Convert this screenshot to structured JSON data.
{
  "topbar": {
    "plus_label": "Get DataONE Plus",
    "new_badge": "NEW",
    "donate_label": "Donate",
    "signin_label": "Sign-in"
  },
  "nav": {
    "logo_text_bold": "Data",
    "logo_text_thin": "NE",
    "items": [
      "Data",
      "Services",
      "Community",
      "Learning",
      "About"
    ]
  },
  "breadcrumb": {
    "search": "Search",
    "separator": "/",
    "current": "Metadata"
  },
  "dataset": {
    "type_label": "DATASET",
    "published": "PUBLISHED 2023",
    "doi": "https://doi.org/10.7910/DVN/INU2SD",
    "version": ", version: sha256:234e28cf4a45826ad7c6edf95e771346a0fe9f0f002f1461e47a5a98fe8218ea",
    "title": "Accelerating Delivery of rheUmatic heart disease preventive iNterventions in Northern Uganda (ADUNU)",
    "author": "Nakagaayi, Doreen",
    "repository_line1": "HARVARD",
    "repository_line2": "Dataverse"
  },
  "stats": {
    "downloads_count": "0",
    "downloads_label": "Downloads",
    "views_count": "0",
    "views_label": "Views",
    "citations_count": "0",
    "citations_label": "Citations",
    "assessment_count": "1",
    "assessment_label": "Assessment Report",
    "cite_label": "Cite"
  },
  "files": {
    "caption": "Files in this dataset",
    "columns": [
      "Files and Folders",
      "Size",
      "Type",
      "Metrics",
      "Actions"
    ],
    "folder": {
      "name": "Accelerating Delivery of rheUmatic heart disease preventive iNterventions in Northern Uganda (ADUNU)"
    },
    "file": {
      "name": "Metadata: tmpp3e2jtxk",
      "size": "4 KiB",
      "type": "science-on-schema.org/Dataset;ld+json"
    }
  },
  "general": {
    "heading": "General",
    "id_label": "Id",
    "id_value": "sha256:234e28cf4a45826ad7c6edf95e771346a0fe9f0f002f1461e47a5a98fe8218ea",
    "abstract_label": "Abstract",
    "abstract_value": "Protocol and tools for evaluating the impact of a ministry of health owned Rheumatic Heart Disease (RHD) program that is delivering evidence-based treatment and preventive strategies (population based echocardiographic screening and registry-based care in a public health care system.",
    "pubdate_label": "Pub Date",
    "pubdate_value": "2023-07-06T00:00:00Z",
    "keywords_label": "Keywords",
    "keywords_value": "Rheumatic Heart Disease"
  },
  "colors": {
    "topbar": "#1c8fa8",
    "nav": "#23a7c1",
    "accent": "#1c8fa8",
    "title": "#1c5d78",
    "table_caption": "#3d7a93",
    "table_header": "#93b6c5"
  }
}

########

- **Exercise brief**: In this exercise, repeat all entries exactly.

- **Result for this task**:
Convert this screenshot to structured JSON data.
{
  "topbar": {
    "plus_label": "Get DataONE Plus",
    "new_badge": "NEW",
    "donate_label": "Donate",
    "signin_label": "Sign-in"
  },
  "nav": {
    "logo_text_bold": "Data",
    "logo_text_thin": "NE",
    "items": [
      "Data",
      "Services",
      "Community",
      "Learning",
      "About"
    ]
  },
  "breadcrumb": {
    "search": "Search",
    "separator": "/",
    "current": "Metadata"
  },
  "dataset": {
    "type_label": "DATASET",
    "published": "PUBLISHED 2023",
    "doi": "https://doi.org/10.7910/DVN/INU2SD",
    "version": ", version: sha256:234e28cf4a45826ad7c6edf95e771346a0fe9f0f002f1461e47a5a98fe8218ea",
    "title": "Accelerating Delivery of rheUmatic heart disease preventive iNterventions in Northern Uganda (ADUNU)",
    "author": "Nakagaayi, Doreen",
    "repository_line1": "HARVARD",
    "repository_line2": "Dataverse"
  },
  "stats": {
    "downloads_count": "0",
    "downloads_label": "Downloads",
    "views_count": "0",
    "views_label": "Views",
    "citations_count": "0",
    "citations_label": "Citations",
    "assessment_count": "1",
    "assessment_label": "Assessment Report",
    "cite_label": "Cite"
  },
  "files": {
    "caption": "Files in this dataset",
    "columns": [
      "Files and Folders",
      "Size",
      "Type",
      "Metrics",
      "Actions"
    ],
    "folder": {
      "name": "Accelerating Delivery of rheUmatic heart disease preventive iNterventions in Northern Uganda (ADUNU)"
    },
    "file": {
      "name": "Metadata: tmpp3e2jtxk",
      "size": "4 KiB",
      "type": "science-on-schema.org/Dataset;ld+json"
    }
  },
  "general": {
    "heading": "General",
    "id_label": "Id",
    "id_value": "sha256:234e28cf4a45826ad7c6edf95e771346a0fe9f0f002f1461e47a5a98fe8218ea",
    "abstract_label": "Abstract",
    "abstract_value": "Protocol and tools for evaluating the impact of a ministry of health owned Rheumatic Heart Disease (RHD) program that is delivering evidence-based treatment and preventive strategies (population based echocardiographic screening and registry-based care in a public health care system.",
    "pubdate_label": "Pub Date",
    "pubdate_value": "2023-07-06T00:00:00Z",
    "keywords_label": "Keywords",
    "keywords_value": "Rheumatic Heart Disease"
  },
  "colors": {
    "topbar": "#1c8fa8",
    "nav": "#23a7c1",
    "accent": "#1c8fa8",
    "title": "#1c5d78",
    "table_caption": "#3d7a93",
    "table_header": "#93b6c5"
  }
}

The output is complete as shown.